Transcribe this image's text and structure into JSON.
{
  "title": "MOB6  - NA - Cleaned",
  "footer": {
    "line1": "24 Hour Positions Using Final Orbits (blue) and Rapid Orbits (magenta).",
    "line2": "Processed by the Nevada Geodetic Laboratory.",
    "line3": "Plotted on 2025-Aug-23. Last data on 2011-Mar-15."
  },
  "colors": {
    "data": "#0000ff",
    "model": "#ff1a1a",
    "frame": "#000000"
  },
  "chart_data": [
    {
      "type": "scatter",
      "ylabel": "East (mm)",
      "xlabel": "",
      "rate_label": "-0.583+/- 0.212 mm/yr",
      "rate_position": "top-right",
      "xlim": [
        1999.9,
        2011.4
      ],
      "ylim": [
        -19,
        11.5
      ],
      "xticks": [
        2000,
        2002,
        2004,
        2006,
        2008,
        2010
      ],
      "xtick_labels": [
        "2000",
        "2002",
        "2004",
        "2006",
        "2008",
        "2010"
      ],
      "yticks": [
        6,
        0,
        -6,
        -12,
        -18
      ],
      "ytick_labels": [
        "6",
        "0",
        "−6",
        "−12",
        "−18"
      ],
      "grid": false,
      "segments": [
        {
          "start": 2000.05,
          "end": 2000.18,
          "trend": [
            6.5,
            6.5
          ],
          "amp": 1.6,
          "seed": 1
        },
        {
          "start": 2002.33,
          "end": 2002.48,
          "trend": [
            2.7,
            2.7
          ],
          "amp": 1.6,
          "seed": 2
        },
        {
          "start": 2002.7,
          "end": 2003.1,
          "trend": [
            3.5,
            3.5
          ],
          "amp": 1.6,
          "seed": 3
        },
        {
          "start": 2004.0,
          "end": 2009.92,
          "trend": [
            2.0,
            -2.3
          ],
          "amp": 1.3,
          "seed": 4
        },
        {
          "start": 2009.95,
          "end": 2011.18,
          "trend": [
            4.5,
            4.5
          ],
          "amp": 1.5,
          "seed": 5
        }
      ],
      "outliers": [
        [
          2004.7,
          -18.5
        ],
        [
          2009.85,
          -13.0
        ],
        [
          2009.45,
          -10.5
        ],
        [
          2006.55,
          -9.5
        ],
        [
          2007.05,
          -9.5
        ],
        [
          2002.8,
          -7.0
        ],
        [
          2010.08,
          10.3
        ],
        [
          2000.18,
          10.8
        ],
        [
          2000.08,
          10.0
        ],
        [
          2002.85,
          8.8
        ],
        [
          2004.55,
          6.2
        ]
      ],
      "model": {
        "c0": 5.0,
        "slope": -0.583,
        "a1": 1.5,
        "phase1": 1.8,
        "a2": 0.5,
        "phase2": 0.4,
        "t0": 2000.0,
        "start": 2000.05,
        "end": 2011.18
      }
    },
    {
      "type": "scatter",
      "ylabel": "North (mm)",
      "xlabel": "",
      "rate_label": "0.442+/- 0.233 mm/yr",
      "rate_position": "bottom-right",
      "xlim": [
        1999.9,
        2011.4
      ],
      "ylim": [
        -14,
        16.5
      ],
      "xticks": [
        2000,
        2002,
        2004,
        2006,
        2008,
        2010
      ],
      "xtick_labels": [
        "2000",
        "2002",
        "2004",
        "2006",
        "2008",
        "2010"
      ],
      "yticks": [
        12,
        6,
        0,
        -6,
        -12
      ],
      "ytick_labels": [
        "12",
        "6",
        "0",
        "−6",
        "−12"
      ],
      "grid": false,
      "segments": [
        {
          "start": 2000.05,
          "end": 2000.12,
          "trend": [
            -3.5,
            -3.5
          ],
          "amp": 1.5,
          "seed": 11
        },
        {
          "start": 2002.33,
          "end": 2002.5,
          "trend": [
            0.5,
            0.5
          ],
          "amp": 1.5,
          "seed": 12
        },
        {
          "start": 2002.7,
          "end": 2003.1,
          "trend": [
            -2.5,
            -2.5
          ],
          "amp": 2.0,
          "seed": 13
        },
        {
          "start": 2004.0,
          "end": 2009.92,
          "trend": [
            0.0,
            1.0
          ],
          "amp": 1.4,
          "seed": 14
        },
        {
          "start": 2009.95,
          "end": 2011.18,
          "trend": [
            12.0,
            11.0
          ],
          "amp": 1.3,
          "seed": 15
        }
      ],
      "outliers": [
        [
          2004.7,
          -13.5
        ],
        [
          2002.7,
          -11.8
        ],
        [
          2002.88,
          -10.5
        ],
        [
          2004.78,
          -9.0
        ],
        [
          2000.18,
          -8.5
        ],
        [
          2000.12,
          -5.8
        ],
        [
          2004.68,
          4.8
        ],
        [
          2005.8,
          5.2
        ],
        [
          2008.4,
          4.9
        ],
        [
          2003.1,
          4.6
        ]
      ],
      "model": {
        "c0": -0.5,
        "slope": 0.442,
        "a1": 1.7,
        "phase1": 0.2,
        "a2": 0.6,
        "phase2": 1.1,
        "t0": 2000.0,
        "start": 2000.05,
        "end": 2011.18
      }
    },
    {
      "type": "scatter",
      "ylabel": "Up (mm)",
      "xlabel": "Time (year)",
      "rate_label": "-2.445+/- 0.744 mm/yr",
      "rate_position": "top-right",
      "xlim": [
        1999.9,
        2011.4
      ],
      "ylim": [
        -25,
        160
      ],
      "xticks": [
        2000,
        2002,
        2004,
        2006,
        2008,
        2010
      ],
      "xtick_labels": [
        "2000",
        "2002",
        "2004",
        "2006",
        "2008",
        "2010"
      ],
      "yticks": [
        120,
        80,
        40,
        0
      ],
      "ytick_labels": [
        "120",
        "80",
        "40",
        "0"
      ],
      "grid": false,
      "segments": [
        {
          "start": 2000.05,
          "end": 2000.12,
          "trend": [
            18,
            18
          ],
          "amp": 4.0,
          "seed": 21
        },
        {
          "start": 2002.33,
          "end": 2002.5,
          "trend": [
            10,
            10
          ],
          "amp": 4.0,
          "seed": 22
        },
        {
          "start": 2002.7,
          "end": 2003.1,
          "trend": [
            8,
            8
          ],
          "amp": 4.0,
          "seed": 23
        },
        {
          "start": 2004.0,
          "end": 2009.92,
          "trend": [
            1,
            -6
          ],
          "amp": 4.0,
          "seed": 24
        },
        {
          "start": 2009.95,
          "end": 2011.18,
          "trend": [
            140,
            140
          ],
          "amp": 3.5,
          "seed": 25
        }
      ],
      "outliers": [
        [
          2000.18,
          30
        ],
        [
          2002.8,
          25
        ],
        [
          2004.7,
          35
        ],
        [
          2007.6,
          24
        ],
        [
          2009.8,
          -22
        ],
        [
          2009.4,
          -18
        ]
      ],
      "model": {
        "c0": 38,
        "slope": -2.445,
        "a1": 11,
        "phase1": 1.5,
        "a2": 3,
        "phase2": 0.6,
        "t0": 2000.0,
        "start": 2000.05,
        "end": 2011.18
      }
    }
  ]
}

Task details:
Copy out all of the records shown above exactly.

Task result:
Transcribe this image's text and structure into JSON.
{
  "title": "MOB6  - NA - Cleaned",
  "footer": {
    "line1": "24 Hour Positions Using Final Orbits (blue) and Rapid Orbits (magenta).",
    "line2": "Processed by the Nevada Geodetic Laboratory.",
    "line3": "Plotted on 2025-Aug-23. Last data on 2011-Mar-15."
  },
  "colors": {
    "data": "#0000ff",
    "model": "#ff1a1a",
    "frame": "#000000"
  },
  "chart_data": [
    {
      "type": "scatter",
      "ylabel": "East (mm)",
      "xlabel": "",
      "rate_label": "-0.583+/- 0.212 mm/yr",
      "rate_position": "top-right",
      "xlim": [
        1999.9,
        2011.4
      ],
      "ylim": [
        -19,
        11.5
      ],
      "xticks": [
        2000,
        2002,
        2004,
        2006,
        2008,
        2010
      ],
      "xtick_labels": [
        "2000",
        "2002",
        "2004",
        "2006",
        "2008",
        "2010"
      ],
      "yticks": [
        6,
        0,
        -6,
        -12,
        -18
      ],
      "ytick_labels": [
        "6",
        "0",
        "−6",
        "−12",
        "−18"
      ],
      "grid": false,
      "segments": [
        {
          "start": 2000.05,
          "end": 2000.18,
          "trend": [
            6.5,
            6.5
          ],
          "amp": 1.6,
          "seed": 1
        },
        {
          "start": 2002.33,
          "end": 2002.48,
          "trend": [
            2.7,
            2.7
          ],
          "amp": 1.6,
          "seed": 2
        },
        {
          "start": 2002.7,
          "end": 2003.1,
          "trend": [
            3.5,
            3.5
          ],
          "amp": 1.6,
          "seed": 3
        },
        {
          "start": 2004.0,
          "end": 2009.92,
          "trend": [
            2.0,
            -2.3
          ],
          "amp": 1.3,
          "seed": 4
        },
        {
          "start": 2009.95,
          "end": 2011.18,
          "trend": [
            4.5,
            4.5
          ],
          "amp": 1.5,
          "seed": 5
        }
      ],
      "outliers": [
        [
          2004.7,
          -18.5
        ],
        [
          2009.85,
          -13.0
        ],
        [
          2009.45,
          -10.5
        ],
        [
          2006.55,
          -9.5
        ],
        [
          2007.05,
          -9.5
        ],
        [
          2002.8,
          -7.0
        ],
        [
          2010.08,
          10.3
        ],
        [
          2000.18,
          10.8
        ],
        [
          2000.08,
          10.0
        ],
        [
          2002.85,
          8.8
        ],
        [
          2004.55,
          6.2
        ]
      ],
      "model": {
        "c0": 5.0,
        "slope": -0.583,
        "a1": 1.5,
        "phase1": 1.8,
        "a2": 0.5,
        "phase2": 0.4,
        "t0": 2000.0,
        "start": 2000.05,
        "end": 2011.18
      }
    },
    {
      "type": "scatter",
      "ylabel": "North (mm)",
      "xlabel": "",
      "rate_label": "0.442+/- 0.233 mm/yr",
      "rate_position": "bottom-right",
      "xlim": [
        1999.9,
        2011.4
      ],
      "ylim": [
        -14,
        16.5
      ],
      "xticks": [
        2000,
        2002,
        2004,
        2006,
        2008,
        2010
      ],
      "xtick_labels": [
        "2000",
        "2002",
        "2004",
        "2006",
        "2008",
        "2010"
      ],
      "yticks": [
        12,
        6,
        0,
        -6,
        -12
      ],
      "ytick_labels": [
        "12",
        "6",
        "0",
        "−6",
        "−12"
      ],
      "grid": false,
      "segments": [
        {
          "start": 2000.05,
          "end": 2000.12,
          "trend": [
            -3.5,
            -3.5
          ],
          "amp": 1.5,
          "seed": 11
        },
        {
          "start": 2002.33,
          "end": 2002.5,
          "trend": [
            0.5,
            0.5
          ],
          "amp": 1.5,
          "seed": 12
        },
        {
          "start": 2002.7,
          "end": 2003.1,
          "trend": [
            -2.5,
            -2.5
          ],
          "amp": 2.0,
          "seed": 13
        },
        {
          "start": 2004.0,
          "end": 2009.92,
          "trend": [
            0.0,
            1.0
          ],
          "amp": 1.4,
          "seed": 14
        },
        {
          "start": 2009.95,
          "end": 2011.18,
          "trend": [
            12.0,
            11.0
          ],
          "amp": 1.3,
          "seed": 15
        }
      ],
      "outliers": [
        [
          2004.7,
          -13.5
        ],
        [
          2002.7,
          -11.8
        ],
        [
          2002.88,
          -10.5
        ],
        [
          2004.78,
          -9.0
        ],
        [
          2000.18,
          -8.5
        ],
        [
          2000.12,
          -5.8
        ],
        [
          2004.68,
          4.8
        ],
        [
          2005.8,
          5.2
        ],
        [
          2008.4,
          4.9
        ],
        [
          2003.1,
          4.6
        ]
      ],
      "model": {
        "c0": -0.5,
        "slope": 0.442,
        "a1": 1.7,
        "phase1": 0.2,
        "a2": 0.6,
        "phase2": 1.1,
        "t0": 2000.0,
        "start": 2000.05,
        "end": 2011.18
      }
    },
    {
      "type": "scatter",
      "ylabel": "Up (mm)",
      "xlabel": "Time (year)",
      "rate_label": "-2.445+/- 0.744 mm/yr",
      "rate_position": "top-right",
      "xlim": [
        1999.9,
        2011.4
      ],
      "ylim": [
        -25,
        160
      ],
      "xticks": [
        2000,
        2002,
        2004,
        2006,
        2008,
        2010
      ],
      "xtick_labels": [
        "2000",
        "2002",
        "2004",
        "2006",
        "2008",
        "2010"
      ],
      "yticks": [
        120,
        80,
        40,
        0
      ],
      "ytick_labels": [
        "120",
        "80",
        "40",
        "0"
      ],
      "grid": false,
      "segments": [
        {
          "start": 2000.05,
          "end": 2000.12,
          "trend": [
            18,
            18
          ],
          "amp": 4.0,
          "seed": 21
        },
        {
          "start": 2002.33,
          "end": 2002.5,
          "trend": [
            10,
            10
          ],
          "amp": 4.0,
          "seed": 22
        },
        {
          "start": 2002.7,
          "end": 2003.1,
          "trend": [
            8,
            8
          ],
          "amp": 4.0,
          "seed": 23
        },
        {
          "start": 2004.0,
          "end": 2009.92,
          "trend": [
            1,
            -6
          ],
          "amp": 4.0,
          "seed": 24
        },
        {
          "start": 2009.95,
          "end": 2011.18,
          "trend": [
            140,
            140
          ],
          "amp": 3.5,
          "seed": 25
        }
      ],
      "outliers": [
        [
          2000.18,
          30
        ],
        [
          2002.8,
          25
        ],
        [
          2004.7,
          35
        ],
        [
          2007.6,
          24
        ],
        [
          2009.8,
          -22
        ],
        [
          2009.4,
          -18
        ]
      ],
      "model": {
        "c0": 38,
        "slope": -2.445,
        "a1": 11,
        "phase1": 1.5,
        "a2": 3,
        "phase2": 0.6,
        "t0": 2000.0,
        "start": 2000.05,
        "end": 2011.18
      }
    }
  ]
}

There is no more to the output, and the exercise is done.